THE INPUT:
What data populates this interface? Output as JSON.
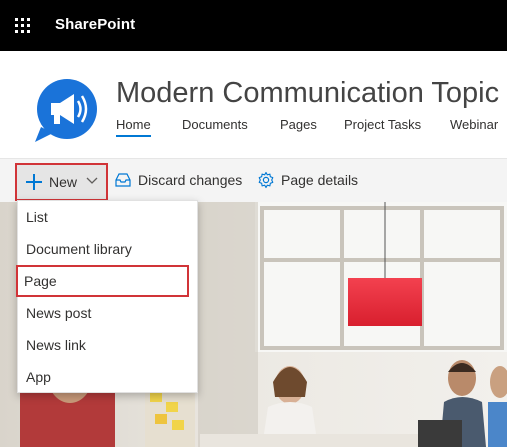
{
  "suite": {
    "title": "SharePoint"
  },
  "site": {
    "title": "Modern Communication Topic",
    "nav": [
      {
        "label": "Home",
        "active": true
      },
      {
        "label": "Documents",
        "active": false
      },
      {
        "label": "Pages",
        "active": false
      },
      {
        "label": "Project Tasks",
        "active": false
      },
      {
        "label": "Webinar",
        "active": false
      }
    ]
  },
  "commandbar": {
    "new_label": "New",
    "discard_label": "Discard changes",
    "details_label": "Page details"
  },
  "new_menu": {
    "items": [
      {
        "label": "List",
        "highlighted": false
      },
      {
        "label": "Document library",
        "highlighted": false
      },
      {
        "label": "Page",
        "highlighted": true
      },
      {
        "label": "News post",
        "highlighted": false
      },
      {
        "label": "News link",
        "highlighted": false
      },
      {
        "label": "App",
        "highlighted": false
      }
    ]
  },
  "colors": {
    "suitebar": "#000000",
    "accent": "#0078d4",
    "highlight_outline": "#d13438",
    "logo": "#1a73d9"
  }
}
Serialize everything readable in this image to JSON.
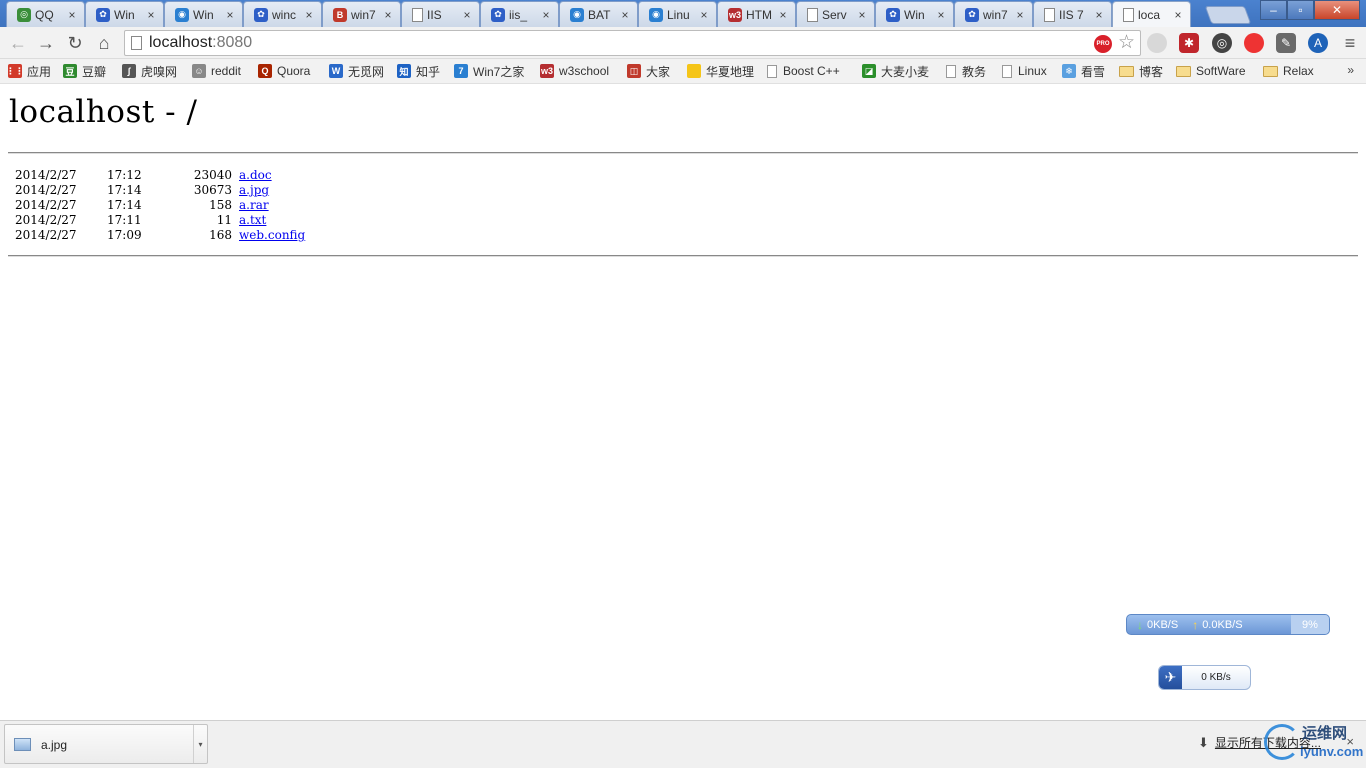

TASK DETAILS: Leave the pictures out, and transcribe each of the records exactly.

FINAL RESULT:
What data populates this interface? Output as JSON.
{
  "suite": {
    "title": "SharePoint"
  },
  "site": {
    "title": "Modern Communication Topic",
    "nav": [
      {
        "label": "Home",
        "active": true
      },
      {
        "label": "Documents",
        "active": false
      },
      {
        "label": "Pages",
        "active": false
      },
      {
        "label": "Project Tasks",
        "active": false
      },
      {
        "label": "Webinar",
        "active": false
      }
    ]
  },
  "commandbar": {
    "new_label": "New",
    "discard_label": "Discard changes",
    "details_label": "Page details"
  },
  "new_menu": {
    "items": [
      {
        "label": "List",
        "highlighted": false
      },
      {
        "label": "Document library",
        "highlighted": false
      },
      {
        "label": "Page",
        "highlighted": true
      },
      {
        "label": "News post",
        "highlighted": false
      },
      {
        "label": "News link",
        "highlighted": false
      },
      {
        "label": "App",
        "highlighted": false
      }
    ]
  },
  "colors": {
    "suitebar": "#000000",
    "accent": "#0078d4",
    "highlight_outline": "#d13438",
    "logo": "#1a73d9"
  }
}
Serialize everything readable in this image to JSON.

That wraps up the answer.